• [Entries shown]
□ □ □ □ □ □ □
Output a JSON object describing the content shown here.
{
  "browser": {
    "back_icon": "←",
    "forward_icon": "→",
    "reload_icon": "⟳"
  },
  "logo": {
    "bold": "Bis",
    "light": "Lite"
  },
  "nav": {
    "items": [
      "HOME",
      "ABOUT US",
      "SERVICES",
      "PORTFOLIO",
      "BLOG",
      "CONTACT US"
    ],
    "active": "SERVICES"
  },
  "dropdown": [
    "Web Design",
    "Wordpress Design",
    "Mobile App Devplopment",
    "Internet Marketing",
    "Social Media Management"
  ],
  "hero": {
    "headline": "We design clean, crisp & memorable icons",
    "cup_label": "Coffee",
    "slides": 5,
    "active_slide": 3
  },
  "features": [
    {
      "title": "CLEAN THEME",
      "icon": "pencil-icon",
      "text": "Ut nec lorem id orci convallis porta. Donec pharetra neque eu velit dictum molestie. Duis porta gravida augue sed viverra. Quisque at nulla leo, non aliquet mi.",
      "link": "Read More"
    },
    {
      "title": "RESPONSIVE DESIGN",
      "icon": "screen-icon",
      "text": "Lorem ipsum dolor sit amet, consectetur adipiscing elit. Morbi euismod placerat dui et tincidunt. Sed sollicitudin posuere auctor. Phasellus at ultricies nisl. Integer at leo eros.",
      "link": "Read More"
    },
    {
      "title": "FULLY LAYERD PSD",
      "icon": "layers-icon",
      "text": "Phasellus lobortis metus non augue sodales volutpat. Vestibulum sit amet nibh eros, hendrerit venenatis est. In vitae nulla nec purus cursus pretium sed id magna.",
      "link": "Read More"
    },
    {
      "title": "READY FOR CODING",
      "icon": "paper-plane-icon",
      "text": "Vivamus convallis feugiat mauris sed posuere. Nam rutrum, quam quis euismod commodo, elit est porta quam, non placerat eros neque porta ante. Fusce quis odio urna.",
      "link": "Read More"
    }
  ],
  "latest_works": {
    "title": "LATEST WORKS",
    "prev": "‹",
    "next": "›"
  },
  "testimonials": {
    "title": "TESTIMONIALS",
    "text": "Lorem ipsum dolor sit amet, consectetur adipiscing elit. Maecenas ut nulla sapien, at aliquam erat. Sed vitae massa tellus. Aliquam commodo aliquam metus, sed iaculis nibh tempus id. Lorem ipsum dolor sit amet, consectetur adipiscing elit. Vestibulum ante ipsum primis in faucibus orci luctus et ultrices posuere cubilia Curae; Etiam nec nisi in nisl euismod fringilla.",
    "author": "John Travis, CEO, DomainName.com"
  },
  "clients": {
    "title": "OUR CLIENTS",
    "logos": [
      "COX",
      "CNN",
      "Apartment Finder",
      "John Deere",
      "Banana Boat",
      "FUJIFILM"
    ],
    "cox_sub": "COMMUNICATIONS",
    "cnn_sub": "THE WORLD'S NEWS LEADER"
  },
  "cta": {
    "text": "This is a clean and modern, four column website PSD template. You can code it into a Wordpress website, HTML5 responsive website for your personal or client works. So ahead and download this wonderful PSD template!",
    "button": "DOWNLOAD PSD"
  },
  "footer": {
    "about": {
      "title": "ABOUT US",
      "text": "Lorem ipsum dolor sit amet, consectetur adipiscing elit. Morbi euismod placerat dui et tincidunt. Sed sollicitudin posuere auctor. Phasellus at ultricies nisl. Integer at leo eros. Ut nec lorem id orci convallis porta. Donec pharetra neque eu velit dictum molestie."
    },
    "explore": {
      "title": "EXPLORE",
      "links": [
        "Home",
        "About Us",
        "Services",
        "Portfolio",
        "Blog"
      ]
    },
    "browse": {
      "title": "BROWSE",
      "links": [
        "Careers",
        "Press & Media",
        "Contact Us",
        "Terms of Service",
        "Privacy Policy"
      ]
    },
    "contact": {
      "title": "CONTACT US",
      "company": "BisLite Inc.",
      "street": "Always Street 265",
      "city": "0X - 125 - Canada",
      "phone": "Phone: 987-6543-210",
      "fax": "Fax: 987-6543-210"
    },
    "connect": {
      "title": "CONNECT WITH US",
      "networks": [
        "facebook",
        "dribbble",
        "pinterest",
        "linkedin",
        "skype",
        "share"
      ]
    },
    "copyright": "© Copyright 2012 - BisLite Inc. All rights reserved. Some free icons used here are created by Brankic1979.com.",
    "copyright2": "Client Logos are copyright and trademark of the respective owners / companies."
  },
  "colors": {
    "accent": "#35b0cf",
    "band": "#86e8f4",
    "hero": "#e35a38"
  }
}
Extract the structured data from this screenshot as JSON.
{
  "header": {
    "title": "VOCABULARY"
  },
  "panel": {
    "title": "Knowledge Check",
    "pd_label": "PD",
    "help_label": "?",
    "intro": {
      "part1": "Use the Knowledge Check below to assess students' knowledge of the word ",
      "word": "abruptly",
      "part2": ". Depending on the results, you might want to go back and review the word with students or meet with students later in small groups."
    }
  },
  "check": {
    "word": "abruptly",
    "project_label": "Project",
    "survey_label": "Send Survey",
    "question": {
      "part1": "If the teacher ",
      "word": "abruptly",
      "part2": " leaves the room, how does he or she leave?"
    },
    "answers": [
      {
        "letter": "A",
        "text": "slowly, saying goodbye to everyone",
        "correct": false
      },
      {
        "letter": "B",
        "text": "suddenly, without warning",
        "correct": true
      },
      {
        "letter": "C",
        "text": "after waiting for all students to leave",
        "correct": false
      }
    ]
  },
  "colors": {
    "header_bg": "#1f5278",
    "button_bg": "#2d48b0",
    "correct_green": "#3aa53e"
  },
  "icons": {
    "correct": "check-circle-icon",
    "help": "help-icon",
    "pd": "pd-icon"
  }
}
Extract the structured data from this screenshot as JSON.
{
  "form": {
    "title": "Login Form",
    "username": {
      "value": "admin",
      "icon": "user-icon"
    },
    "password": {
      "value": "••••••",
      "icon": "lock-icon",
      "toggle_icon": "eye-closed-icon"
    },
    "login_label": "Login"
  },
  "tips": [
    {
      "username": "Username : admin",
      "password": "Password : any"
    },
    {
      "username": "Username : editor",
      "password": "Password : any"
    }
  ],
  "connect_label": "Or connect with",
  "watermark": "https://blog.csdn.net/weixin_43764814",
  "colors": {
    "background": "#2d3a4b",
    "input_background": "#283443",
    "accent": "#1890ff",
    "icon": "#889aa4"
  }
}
□ □ □ □ □ □ □
Each line above must be printed exactly as it appears.

Output a JSON object describing the content shown here.
{
  "browser": {
    "back_icon": "←",
    "forward_icon": "→",
    "reload_icon": "⟳"
  },
  "logo": {
    "bold": "Bis",
    "light": "Lite"
  },
  "nav": {
    "items": [
      "HOME",
      "ABOUT US",
      "SERVICES",
      "PORTFOLIO",
      "BLOG",
      "CONTACT US"
    ],
    "active": "SERVICES"
  },
  "dropdown": [
    "Web Design",
    "Wordpress Design",
    "Mobile App Devplopment",
    "Internet Marketing",
    "Social Media Management"
  ],
  "hero": {
    "headline": "We design clean, crisp & memorable icons",
    "cup_label": "Coffee",
    "slides": 5,
    "active_slide": 3
  },
  "features": [
    {
      "title": "CLEAN THEME",
      "icon": "pencil-icon",
      "text": "Ut nec lorem id orci convallis porta. Donec pharetra neque eu velit dictum molestie. Duis porta gravida augue sed viverra. Quisque at nulla leo, non aliquet mi.",
      "link": "Read More"
    },
    {
      "title": "RESPONSIVE DESIGN",
      "icon": "screen-icon",
      "text": "Lorem ipsum dolor sit amet, consectetur adipiscing elit. Morbi euismod placerat dui et tincidunt. Sed sollicitudin posuere auctor. Phasellus at ultricies nisl. Integer at leo eros.",
      "link": "Read More"
    },
    {
      "title": "FULLY LAYERD PSD",
      "icon": "layers-icon",
      "text": "Phasellus lobortis metus non augue sodales volutpat. Vestibulum sit amet nibh eros, hendrerit venenatis est. In vitae nulla nec purus cursus pretium sed id magna.",
      "link": "Read More"
    },
    {
      "title": "READY FOR CODING",
      "icon": "paper-plane-icon",
      "text": "Vivamus convallis feugiat mauris sed posuere. Nam rutrum, quam quis euismod commodo, elit est porta quam, non placerat eros neque porta ante. Fusce quis odio urna.",
      "link": "Read More"
    }
  ],
  "latest_works": {
    "title": "LATEST WORKS",
    "prev": "‹",
    "next": "›"
  },
  "testimonials": {
    "title": "TESTIMONIALS",
    "text": "Lorem ipsum dolor sit amet, consectetur adipiscing elit. Maecenas ut nulla sapien, at aliquam erat. Sed vitae massa tellus. Aliquam commodo aliquam metus, sed iaculis nibh tempus id. Lorem ipsum dolor sit amet, consectetur adipiscing elit. Vestibulum ante ipsum primis in faucibus orci luctus et ultrices posuere cubilia Curae; Etiam nec nisi in nisl euismod fringilla.",
    "author": "John Travis, CEO, DomainName.com"
  },
  "clients": {
    "title": "OUR CLIENTS",
    "logos": [
      "COX",
      "CNN",
      "Apartment Finder",
      "John Deere",
      "Banana Boat",
      "FUJIFILM"
    ],
    "cox_sub": "COMMUNICATIONS",
    "cnn_sub": "THE WORLD'S NEWS LEADER"
  },
  "cta": {
    "text": "This is a clean and modern, four column website PSD template. You can code it into a Wordpress website, HTML5 responsive website for your personal or client works. So ahead and download this wonderful PSD template!",
    "button": "DOWNLOAD PSD"
  },
  "footer": {
    "about": {
      "title": "ABOUT US",
      "text": "Lorem ipsum dolor sit amet, consectetur adipiscing elit. Morbi euismod placerat dui et tincidunt. Sed sollicitudin posuere auctor. Phasellus at ultricies nisl. Integer at leo eros. Ut nec lorem id orci convallis porta. Donec pharetra neque eu velit dictum molestie."
    },
    "explore": {
      "title": "EXPLORE",
      "links": [
        "Home",
        "About Us",
        "Services",
        "Portfolio",
        "Blog"
      ]
    },
    "browse": {
      "title": "BROWSE",
      "links": [
        "Careers",
        "Press & Media",
        "Contact Us",
        "Terms of Service",
        "Privacy Policy"
      ]
    },
    "contact": {
      "title": "CONTACT US",
      "company": "BisLite Inc.",
      "street": "Always Street 265",
      "city": "0X - 125 - Canada",
      "phone": "Phone: 987-6543-210",
      "fax": "Fax: 987-6543-210"
    },
    "connect": {
      "title": "CONNECT WITH US",
      "networks": [
        "facebook",
        "dribbble",
        "pinterest",
        "linkedin",
        "skype",
        "share"
      ]
    },
    "copyright": "© Copyright 2012 - BisLite Inc. All rights reserved. Some free icons used here are created by Brankic1979.com.",
    "copyright2": "Client Logos are copyright and trademark of the respective owners / companies."
  },
  "colors": {
    "accent": "#35b0cf",
    "band": "#86e8f4",
    "hero": "#e35a38"
  }
}
Extract the structured data from this screenshot as JSON.
{
  "header": {
    "title": "VOCABULARY"
  },
  "panel": {
    "title": "Knowledge Check",
    "pd_label": "PD",
    "help_label": "?",
    "intro": {
      "part1": "Use the Knowledge Check below to assess students' knowledge of the word ",
      "word": "abruptly",
      "part2": ". Depending on the results, you might want to go back and review the word with students or meet with students later in small groups."
    }
  },
  "check": {
    "word": "abruptly",
    "project_label": "Project",
    "survey_label": "Send Survey",
    "question": {
      "part1": "If the teacher ",
      "word": "abruptly",
      "part2": " leaves the room, how does he or she leave?"
    },
    "answers": [
      {
        "letter": "A",
        "text": "slowly, saying goodbye to everyone",
        "correct": false
      },
      {
        "letter": "B",
        "text": "suddenly, without warning",
        "correct": true
      },
      {
        "letter": "C",
        "text": "after waiting for all students to leave",
        "correct": false
      }
    ]
  },
  "colors": {
    "header_bg": "#1f5278",
    "button_bg": "#2d48b0",
    "correct_green": "#3aa53e"
  },
  "icons": {
    "correct": "check-circle-icon",
    "help": "help-icon",
    "pd": "pd-icon"
  }
}
Extract the structured data from this screenshot as JSON.
{
  "form": {
    "title": "Login Form",
    "username": {
      "value": "admin",
      "icon": "user-icon"
    },
    "password": {
      "value": "••••••",
      "icon": "lock-icon",
      "toggle_icon": "eye-closed-icon"
    },
    "login_label": "Login"
  },
  "tips": [
    {
      "username": "Username : admin",
      "password": "Password : any"
    },
    {
      "username": "Username : editor",
      "password": "Password : any"
    }
  ],
  "connect_label": "Or connect with",
  "watermark": "https://blog.csdn.net/weixin_43764814",
  "colors": {
    "background": "#2d3a4b",
    "input_background": "#283443",
    "accent": "#1890ff",
    "icon": "#889aa4"
  }
}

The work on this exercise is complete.